*AIM*: Below are records; count the lines that contain "this" and give only the total.

········

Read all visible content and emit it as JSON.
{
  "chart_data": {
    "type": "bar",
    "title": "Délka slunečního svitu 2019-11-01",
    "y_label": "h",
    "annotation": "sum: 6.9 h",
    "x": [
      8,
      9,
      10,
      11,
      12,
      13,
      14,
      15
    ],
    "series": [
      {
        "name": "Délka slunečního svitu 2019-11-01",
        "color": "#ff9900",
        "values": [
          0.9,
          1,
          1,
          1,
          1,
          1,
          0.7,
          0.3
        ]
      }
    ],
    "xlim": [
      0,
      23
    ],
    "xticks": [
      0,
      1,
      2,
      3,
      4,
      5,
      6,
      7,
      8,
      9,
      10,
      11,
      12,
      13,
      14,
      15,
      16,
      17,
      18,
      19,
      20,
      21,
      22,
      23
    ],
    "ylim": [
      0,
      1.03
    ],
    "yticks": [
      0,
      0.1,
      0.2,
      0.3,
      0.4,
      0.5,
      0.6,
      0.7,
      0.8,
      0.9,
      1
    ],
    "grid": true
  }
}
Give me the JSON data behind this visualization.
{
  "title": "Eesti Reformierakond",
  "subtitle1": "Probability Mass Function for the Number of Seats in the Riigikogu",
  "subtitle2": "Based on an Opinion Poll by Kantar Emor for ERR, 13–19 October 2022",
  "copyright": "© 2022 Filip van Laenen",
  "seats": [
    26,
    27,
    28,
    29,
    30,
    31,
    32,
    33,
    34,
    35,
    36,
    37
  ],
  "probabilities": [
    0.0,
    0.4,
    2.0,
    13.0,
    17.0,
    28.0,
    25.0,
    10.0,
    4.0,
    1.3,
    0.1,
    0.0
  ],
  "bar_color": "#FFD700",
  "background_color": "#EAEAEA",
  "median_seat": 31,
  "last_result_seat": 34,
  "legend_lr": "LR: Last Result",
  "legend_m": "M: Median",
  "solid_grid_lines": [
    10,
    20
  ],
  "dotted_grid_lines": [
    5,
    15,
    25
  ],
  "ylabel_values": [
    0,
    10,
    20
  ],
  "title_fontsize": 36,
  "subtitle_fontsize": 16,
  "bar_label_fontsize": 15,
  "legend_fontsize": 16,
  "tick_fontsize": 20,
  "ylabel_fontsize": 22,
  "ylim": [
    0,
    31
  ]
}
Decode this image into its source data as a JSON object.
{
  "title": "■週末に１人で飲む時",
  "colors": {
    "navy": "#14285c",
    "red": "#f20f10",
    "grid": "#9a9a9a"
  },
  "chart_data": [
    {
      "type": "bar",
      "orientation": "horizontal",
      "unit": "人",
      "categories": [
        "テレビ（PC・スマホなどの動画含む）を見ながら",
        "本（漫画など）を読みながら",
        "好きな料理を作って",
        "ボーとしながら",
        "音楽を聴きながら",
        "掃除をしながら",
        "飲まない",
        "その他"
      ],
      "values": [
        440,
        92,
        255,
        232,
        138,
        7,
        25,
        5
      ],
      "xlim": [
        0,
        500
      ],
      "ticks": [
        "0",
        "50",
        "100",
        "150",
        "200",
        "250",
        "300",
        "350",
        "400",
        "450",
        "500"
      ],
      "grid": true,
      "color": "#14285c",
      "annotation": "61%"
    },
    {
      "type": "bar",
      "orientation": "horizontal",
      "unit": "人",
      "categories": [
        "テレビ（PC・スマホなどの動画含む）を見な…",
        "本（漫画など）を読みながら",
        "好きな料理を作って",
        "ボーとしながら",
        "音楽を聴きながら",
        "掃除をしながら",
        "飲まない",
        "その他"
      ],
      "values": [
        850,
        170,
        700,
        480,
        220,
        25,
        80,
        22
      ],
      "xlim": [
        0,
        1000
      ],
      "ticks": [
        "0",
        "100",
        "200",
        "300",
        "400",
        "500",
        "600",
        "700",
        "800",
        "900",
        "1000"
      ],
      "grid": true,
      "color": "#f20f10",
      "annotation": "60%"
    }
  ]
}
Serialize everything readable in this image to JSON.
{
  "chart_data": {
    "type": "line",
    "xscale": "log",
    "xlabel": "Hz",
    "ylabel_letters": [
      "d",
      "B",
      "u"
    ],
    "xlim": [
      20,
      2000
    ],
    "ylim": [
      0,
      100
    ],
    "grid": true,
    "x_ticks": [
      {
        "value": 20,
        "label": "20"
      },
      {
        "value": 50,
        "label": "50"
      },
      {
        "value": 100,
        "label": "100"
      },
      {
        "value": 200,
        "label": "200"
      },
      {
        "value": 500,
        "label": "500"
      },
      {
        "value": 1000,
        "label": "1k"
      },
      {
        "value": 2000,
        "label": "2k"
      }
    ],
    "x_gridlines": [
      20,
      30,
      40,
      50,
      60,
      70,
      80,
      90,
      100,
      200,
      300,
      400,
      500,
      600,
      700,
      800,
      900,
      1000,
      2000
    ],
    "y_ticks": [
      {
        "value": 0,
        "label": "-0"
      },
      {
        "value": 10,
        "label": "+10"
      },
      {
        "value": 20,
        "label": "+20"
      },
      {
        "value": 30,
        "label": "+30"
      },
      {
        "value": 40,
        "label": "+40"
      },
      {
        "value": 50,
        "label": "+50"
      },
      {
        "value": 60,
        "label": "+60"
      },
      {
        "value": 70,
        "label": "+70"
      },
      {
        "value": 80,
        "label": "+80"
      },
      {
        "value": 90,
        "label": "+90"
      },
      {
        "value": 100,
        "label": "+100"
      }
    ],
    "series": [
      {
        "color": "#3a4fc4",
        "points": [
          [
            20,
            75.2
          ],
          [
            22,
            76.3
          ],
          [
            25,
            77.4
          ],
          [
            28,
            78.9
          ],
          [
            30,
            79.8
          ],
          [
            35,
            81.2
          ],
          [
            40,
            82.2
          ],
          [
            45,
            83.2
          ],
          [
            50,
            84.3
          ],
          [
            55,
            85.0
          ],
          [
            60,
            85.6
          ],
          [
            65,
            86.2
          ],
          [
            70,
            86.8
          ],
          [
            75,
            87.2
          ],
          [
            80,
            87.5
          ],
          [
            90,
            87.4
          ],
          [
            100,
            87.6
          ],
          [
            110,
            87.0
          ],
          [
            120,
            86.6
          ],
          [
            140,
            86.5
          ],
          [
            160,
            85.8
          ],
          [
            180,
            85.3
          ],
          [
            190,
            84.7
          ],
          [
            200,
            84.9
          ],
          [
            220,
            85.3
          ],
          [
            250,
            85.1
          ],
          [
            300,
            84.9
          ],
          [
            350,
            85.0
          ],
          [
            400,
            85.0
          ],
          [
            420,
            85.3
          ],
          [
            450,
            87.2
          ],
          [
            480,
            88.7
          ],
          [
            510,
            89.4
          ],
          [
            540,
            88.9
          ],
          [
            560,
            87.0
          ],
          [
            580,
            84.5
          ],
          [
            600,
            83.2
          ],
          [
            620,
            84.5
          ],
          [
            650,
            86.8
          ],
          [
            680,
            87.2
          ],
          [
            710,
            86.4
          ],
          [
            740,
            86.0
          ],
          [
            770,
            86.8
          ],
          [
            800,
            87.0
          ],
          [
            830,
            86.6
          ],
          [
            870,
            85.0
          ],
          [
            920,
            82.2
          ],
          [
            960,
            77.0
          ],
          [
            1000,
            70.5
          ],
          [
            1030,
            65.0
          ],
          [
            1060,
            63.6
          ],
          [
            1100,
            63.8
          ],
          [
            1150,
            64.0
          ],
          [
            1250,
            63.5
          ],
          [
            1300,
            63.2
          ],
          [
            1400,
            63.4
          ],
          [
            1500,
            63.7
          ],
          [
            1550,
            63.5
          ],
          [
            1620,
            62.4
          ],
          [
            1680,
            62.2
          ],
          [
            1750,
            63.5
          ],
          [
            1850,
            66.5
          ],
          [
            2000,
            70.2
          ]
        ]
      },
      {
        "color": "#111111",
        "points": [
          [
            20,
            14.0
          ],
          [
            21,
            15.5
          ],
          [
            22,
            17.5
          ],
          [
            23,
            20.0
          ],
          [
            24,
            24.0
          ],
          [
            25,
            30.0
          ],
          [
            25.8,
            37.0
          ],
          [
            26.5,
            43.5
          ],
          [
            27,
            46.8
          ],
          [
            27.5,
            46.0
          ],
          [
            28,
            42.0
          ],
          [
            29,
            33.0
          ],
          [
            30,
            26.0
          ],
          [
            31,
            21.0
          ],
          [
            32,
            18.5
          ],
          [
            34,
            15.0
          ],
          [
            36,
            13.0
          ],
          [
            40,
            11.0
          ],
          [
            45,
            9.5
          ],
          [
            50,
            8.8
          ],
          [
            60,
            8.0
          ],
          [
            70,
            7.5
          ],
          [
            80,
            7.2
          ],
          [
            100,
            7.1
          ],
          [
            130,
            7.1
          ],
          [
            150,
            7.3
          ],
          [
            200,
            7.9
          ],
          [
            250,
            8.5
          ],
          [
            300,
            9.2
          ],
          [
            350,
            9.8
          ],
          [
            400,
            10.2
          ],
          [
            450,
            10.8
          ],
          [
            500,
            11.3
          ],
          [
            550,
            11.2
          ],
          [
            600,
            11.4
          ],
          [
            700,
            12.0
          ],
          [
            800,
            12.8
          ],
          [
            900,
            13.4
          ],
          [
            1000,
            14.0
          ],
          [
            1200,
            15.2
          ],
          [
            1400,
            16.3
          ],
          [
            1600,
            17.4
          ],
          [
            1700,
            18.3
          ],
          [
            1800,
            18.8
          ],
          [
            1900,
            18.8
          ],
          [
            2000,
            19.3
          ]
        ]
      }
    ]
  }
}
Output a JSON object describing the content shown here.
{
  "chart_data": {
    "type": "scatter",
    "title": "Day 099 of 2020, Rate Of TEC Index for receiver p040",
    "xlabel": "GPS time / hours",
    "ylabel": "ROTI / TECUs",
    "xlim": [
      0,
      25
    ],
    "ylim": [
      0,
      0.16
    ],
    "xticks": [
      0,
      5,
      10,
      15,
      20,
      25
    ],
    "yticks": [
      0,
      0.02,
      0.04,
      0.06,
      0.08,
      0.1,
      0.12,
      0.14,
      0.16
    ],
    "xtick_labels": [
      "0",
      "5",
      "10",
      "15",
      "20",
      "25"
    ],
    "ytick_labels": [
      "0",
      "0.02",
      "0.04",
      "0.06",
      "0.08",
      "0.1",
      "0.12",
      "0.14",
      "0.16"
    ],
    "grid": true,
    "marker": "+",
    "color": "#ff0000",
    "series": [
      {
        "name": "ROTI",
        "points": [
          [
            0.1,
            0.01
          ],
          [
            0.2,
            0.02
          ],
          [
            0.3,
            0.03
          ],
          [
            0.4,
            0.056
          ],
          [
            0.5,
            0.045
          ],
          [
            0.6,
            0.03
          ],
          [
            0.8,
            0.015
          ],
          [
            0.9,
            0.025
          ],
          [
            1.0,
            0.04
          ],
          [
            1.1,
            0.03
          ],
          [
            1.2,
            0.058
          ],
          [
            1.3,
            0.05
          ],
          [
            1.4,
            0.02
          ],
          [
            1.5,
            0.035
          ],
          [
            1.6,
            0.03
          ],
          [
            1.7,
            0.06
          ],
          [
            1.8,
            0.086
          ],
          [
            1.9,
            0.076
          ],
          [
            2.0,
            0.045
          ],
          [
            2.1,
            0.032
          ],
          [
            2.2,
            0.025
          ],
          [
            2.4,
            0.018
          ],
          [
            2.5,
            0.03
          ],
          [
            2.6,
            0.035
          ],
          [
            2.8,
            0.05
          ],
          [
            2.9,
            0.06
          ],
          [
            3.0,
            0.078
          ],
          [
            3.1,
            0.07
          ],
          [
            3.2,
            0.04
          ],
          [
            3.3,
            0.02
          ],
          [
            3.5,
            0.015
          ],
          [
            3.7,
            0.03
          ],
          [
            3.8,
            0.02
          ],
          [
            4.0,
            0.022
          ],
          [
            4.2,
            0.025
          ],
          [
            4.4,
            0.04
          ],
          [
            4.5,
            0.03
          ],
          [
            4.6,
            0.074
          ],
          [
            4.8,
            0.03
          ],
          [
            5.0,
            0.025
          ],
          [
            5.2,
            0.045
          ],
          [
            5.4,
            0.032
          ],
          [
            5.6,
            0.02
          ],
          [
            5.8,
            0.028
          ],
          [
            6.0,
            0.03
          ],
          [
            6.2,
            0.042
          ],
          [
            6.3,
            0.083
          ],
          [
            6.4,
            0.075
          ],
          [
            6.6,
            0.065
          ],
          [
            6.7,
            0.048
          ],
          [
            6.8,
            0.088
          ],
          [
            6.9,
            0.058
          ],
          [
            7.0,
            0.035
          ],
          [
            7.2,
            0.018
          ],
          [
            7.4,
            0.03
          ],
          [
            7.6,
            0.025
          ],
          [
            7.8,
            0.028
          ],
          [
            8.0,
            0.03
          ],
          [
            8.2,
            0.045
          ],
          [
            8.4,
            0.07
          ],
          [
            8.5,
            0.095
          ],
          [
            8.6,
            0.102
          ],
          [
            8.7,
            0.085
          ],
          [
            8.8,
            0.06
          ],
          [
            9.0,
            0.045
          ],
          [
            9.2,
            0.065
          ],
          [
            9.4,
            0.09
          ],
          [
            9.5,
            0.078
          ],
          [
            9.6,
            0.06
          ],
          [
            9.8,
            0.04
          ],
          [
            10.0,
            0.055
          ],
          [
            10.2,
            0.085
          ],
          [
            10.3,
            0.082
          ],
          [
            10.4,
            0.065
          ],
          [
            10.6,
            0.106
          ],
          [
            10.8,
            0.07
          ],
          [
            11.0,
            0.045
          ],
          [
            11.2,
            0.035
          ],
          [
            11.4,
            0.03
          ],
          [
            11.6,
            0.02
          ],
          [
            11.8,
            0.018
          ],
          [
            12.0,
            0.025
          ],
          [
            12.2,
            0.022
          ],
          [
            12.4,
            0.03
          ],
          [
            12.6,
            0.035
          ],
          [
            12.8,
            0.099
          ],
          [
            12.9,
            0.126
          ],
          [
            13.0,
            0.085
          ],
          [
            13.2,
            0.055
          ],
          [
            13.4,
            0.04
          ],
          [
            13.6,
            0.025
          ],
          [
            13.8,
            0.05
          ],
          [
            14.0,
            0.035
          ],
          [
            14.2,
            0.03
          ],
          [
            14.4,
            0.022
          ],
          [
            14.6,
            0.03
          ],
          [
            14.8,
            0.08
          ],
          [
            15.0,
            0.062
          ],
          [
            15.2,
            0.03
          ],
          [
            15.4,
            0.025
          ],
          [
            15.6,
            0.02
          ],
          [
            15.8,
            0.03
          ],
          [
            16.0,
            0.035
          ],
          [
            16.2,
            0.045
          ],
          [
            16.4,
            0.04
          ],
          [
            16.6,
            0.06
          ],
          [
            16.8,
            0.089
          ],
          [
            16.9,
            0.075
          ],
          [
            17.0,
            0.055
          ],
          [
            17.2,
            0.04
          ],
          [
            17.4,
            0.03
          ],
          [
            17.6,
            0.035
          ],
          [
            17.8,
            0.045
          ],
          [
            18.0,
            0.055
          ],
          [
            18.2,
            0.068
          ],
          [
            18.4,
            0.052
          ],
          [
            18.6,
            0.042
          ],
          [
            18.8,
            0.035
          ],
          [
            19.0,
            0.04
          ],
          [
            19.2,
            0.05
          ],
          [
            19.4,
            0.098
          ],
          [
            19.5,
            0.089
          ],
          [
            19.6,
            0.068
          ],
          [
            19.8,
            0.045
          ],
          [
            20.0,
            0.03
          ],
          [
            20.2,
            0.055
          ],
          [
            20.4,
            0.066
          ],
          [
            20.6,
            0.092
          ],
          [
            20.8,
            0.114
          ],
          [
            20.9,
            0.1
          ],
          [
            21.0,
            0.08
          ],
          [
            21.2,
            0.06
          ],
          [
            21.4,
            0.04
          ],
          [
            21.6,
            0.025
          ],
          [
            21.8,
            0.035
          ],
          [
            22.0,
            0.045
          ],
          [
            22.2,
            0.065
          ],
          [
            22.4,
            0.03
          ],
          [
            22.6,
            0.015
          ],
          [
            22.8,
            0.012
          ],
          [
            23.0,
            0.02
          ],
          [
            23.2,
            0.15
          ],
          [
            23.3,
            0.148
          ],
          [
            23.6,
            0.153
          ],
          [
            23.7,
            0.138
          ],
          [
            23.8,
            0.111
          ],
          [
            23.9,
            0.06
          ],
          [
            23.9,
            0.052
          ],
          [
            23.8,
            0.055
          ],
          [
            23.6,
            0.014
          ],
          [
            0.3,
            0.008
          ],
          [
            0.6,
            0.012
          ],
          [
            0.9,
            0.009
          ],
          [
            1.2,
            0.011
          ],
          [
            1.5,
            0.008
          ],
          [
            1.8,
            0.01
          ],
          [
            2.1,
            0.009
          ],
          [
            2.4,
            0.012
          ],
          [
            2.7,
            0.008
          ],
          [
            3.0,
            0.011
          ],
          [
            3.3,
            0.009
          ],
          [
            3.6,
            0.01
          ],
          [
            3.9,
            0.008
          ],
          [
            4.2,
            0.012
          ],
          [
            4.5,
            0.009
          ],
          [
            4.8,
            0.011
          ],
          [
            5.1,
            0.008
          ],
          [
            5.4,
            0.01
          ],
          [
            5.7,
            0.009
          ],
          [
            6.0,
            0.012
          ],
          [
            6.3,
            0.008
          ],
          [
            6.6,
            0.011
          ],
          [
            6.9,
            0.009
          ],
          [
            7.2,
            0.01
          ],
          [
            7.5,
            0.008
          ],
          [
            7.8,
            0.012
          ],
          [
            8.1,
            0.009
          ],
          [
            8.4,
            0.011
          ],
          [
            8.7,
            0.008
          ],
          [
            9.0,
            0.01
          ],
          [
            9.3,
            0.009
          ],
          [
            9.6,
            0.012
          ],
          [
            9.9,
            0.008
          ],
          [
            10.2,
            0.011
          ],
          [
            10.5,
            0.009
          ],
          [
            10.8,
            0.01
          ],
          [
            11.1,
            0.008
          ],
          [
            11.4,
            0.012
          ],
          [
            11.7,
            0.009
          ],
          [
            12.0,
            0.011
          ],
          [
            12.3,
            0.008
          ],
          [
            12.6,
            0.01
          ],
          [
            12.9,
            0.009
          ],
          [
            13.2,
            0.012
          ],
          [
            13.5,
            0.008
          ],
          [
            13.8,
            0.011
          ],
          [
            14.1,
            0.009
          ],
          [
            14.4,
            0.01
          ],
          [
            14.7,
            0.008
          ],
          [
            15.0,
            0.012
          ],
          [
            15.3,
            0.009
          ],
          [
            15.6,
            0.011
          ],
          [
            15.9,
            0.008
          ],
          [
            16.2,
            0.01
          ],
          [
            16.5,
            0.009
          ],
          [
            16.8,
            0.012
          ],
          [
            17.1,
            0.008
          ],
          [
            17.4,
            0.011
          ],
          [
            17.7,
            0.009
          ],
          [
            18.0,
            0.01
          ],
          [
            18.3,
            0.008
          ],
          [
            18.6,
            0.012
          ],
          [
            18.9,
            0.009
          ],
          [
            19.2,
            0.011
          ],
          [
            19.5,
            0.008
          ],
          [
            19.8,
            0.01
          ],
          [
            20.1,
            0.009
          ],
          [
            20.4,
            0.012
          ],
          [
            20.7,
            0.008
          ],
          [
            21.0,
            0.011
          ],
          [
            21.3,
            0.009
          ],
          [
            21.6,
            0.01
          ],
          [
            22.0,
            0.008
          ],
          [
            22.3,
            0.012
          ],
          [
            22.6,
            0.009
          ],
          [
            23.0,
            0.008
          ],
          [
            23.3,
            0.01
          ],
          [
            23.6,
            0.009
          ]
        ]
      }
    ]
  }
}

········

*ANSWER BELOW*: 3